— Material —
>> begin
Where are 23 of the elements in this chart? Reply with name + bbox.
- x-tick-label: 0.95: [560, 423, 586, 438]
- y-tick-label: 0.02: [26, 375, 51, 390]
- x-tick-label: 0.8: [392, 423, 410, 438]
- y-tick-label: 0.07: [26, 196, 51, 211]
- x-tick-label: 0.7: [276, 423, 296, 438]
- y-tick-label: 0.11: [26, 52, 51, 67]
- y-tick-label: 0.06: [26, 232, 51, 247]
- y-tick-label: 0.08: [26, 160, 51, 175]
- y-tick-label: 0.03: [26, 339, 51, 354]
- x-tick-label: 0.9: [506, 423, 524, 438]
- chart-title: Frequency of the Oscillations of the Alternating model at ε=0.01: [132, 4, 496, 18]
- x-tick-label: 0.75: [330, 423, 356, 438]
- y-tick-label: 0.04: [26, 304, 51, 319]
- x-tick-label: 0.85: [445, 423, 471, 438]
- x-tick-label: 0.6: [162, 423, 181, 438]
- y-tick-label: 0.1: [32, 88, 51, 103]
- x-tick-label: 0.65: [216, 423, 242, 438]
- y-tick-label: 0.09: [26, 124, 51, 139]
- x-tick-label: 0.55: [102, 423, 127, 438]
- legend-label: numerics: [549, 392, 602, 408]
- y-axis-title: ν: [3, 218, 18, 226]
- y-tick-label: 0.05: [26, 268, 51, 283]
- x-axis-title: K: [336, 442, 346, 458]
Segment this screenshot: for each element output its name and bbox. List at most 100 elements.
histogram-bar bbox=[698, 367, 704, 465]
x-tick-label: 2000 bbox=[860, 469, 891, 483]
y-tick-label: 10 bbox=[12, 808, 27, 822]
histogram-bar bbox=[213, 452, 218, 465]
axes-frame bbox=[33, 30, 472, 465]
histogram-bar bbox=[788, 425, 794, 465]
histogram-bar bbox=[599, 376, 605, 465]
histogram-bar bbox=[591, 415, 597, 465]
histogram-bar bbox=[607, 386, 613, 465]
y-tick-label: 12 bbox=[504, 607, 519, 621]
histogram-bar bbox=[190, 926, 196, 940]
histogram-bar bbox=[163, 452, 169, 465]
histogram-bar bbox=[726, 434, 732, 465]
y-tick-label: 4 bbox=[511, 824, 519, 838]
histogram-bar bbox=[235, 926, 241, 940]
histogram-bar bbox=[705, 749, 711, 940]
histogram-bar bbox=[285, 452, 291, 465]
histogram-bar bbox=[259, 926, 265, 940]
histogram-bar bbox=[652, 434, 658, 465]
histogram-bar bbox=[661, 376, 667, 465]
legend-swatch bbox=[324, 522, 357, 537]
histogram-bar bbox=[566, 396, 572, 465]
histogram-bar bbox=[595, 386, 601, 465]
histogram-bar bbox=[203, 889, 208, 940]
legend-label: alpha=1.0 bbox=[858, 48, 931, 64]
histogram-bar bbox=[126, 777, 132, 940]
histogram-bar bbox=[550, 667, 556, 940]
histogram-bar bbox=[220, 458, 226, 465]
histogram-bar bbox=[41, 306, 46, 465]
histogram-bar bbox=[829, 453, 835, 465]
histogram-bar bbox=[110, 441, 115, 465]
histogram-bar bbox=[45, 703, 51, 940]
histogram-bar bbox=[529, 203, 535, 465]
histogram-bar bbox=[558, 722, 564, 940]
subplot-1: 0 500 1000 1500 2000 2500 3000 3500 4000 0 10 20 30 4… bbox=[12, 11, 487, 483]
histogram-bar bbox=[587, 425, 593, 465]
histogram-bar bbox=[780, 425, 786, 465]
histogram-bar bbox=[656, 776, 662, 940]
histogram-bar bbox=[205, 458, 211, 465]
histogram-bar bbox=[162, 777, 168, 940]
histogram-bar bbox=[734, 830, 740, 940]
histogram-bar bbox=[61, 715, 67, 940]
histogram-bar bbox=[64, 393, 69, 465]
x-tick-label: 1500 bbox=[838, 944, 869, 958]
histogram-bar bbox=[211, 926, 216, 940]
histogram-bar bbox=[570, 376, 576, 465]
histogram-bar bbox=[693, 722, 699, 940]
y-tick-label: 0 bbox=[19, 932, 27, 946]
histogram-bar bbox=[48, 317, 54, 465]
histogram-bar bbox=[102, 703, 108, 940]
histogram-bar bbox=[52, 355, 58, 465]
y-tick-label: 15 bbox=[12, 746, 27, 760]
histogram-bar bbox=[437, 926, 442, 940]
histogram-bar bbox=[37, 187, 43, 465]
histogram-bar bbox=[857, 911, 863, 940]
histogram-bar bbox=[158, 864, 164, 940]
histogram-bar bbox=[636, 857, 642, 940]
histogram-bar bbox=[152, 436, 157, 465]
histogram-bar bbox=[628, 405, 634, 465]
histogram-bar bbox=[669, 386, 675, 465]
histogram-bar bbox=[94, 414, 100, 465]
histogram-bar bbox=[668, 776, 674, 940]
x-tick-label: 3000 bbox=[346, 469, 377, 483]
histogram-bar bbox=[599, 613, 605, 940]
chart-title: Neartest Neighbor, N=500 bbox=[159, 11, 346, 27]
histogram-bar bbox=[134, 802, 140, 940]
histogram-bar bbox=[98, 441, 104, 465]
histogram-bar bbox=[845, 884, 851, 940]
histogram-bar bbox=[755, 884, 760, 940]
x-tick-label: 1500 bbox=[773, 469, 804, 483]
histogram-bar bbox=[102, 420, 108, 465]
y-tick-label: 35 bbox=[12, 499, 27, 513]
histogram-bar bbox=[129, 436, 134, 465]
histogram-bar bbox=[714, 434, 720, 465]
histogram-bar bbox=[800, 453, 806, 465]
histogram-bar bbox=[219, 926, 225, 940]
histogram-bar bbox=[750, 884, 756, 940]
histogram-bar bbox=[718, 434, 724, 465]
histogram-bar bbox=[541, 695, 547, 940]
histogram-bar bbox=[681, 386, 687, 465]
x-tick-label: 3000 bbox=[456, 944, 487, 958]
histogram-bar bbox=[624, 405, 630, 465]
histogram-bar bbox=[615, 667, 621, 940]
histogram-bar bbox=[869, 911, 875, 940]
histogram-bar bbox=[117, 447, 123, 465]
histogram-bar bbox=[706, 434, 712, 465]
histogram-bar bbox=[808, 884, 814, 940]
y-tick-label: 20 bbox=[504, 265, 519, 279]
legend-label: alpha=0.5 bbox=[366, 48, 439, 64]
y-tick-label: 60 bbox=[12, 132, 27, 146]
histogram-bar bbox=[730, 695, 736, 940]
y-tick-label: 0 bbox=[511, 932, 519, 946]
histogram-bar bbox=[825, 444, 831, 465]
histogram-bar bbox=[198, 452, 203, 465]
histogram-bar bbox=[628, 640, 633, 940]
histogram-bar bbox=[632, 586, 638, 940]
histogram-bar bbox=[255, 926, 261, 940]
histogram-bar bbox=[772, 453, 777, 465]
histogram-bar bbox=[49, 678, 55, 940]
>> end
— What you are asked to do —
Reproduce the records from their first line through the line containing "- chart-title: Frequency", substituting "Vibrations" for "Oscillations" and leaving everything else unchanged.

— Exercise answer —
Where are 23 of the elements in this chart? Reply with name + bbox.
- x-tick-label: 0.95: [560, 423, 586, 438]
- y-tick-label: 0.02: [26, 375, 51, 390]
- x-tick-label: 0.8: [392, 423, 410, 438]
- y-tick-label: 0.07: [26, 196, 51, 211]
- x-tick-label: 0.7: [276, 423, 296, 438]
- y-tick-label: 0.11: [26, 52, 51, 67]
- y-tick-label: 0.06: [26, 232, 51, 247]
- y-tick-label: 0.08: [26, 160, 51, 175]
- y-tick-label: 0.03: [26, 339, 51, 354]
- x-tick-label: 0.9: [506, 423, 524, 438]
- chart-title: Frequency of the Vibrations of the Alternating model at ε=0.01: [132, 4, 496, 18]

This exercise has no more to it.